- **Short problem**
Copy each line with the word "close" in it.

____ Exercise input

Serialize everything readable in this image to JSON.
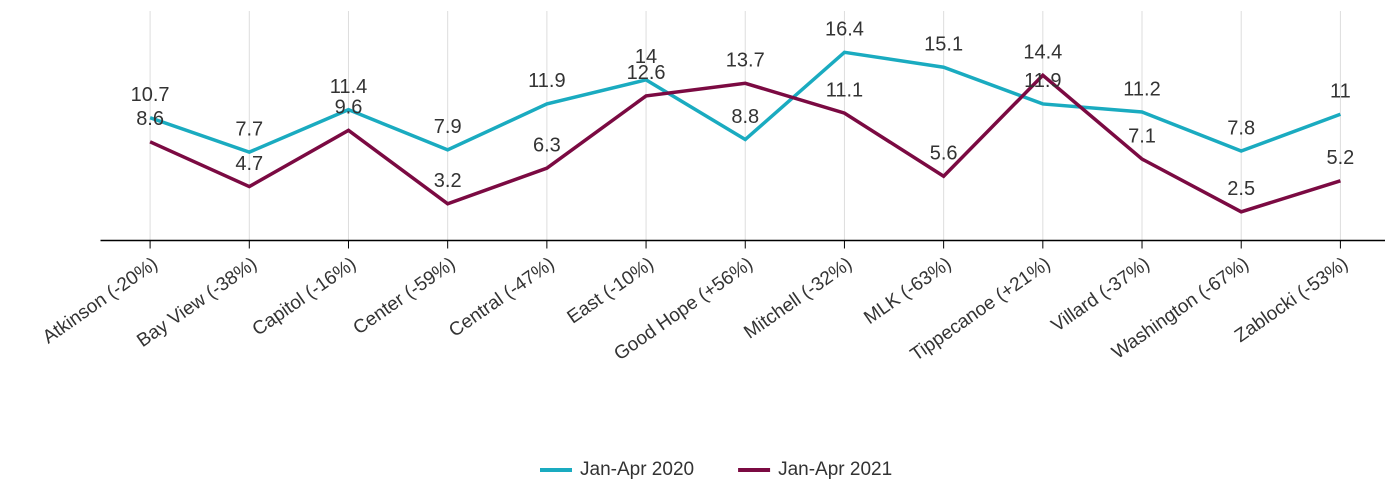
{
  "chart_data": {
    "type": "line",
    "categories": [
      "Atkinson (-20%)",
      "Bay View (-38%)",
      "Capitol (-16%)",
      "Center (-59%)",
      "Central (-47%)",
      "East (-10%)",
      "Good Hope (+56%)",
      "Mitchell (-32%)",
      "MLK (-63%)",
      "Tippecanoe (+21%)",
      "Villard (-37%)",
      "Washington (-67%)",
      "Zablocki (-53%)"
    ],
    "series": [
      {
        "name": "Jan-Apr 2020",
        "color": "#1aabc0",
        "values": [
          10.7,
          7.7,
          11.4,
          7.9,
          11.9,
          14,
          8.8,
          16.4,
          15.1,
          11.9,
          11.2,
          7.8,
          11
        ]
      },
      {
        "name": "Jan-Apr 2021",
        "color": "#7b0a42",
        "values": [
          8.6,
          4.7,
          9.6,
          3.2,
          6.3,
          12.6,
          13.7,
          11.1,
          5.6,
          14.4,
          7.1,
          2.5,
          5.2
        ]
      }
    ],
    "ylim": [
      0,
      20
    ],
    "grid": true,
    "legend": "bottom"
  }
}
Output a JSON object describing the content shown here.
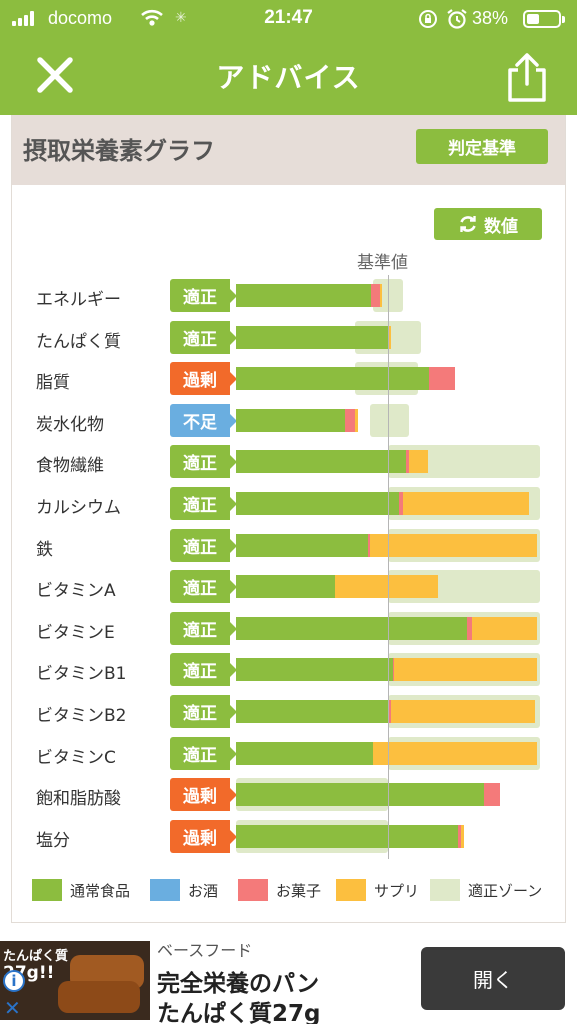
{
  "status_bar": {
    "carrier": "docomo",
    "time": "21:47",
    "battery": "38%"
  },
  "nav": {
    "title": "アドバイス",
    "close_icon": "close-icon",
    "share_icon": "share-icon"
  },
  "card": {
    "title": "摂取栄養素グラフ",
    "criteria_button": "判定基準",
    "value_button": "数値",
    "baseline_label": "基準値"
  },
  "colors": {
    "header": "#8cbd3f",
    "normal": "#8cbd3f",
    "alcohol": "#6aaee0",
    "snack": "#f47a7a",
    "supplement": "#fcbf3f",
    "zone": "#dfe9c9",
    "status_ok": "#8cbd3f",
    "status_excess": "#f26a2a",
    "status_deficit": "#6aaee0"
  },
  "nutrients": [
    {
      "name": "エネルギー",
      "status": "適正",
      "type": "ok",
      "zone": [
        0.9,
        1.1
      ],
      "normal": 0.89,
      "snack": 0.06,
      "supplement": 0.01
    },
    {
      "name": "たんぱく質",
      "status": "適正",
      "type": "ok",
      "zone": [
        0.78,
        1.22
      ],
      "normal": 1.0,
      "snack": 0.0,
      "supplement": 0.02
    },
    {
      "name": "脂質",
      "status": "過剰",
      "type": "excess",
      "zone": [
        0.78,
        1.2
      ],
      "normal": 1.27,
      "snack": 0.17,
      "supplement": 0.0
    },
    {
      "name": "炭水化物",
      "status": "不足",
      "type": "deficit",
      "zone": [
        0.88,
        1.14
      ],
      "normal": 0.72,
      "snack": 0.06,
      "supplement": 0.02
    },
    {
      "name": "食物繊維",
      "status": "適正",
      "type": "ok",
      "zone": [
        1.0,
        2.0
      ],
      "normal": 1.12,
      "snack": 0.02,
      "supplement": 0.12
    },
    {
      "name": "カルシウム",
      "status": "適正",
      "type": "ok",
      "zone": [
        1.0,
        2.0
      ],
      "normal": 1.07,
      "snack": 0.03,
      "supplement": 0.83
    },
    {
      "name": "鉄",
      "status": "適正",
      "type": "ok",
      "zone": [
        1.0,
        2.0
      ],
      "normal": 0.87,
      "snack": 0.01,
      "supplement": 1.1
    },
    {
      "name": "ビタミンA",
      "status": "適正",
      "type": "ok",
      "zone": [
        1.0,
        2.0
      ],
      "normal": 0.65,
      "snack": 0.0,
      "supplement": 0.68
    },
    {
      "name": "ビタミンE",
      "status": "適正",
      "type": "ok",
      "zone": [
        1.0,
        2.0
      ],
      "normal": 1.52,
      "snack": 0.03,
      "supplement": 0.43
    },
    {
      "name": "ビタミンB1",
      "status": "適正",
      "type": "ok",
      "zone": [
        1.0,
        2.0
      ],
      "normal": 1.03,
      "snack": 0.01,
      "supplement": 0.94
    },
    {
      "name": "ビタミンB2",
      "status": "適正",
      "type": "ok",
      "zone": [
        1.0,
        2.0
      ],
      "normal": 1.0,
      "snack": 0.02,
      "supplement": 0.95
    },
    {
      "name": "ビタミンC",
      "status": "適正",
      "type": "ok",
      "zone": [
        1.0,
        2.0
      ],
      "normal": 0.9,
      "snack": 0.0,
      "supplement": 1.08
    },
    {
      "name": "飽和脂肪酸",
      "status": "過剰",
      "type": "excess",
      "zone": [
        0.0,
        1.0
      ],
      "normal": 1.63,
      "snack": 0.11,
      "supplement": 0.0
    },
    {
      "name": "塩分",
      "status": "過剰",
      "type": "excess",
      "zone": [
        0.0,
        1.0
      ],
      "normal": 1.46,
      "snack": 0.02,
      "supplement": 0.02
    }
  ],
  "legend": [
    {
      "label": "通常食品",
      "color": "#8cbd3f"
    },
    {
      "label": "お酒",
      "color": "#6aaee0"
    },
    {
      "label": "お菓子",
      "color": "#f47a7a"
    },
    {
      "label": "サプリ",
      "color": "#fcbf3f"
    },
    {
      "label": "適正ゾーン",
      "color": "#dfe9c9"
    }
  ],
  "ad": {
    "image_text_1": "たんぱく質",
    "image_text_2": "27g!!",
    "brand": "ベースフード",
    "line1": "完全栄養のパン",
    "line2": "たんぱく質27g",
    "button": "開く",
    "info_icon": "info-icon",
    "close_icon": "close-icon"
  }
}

________

- **Right answer**
    "close_icon": "close-icon",
    "close_icon": "close-icon"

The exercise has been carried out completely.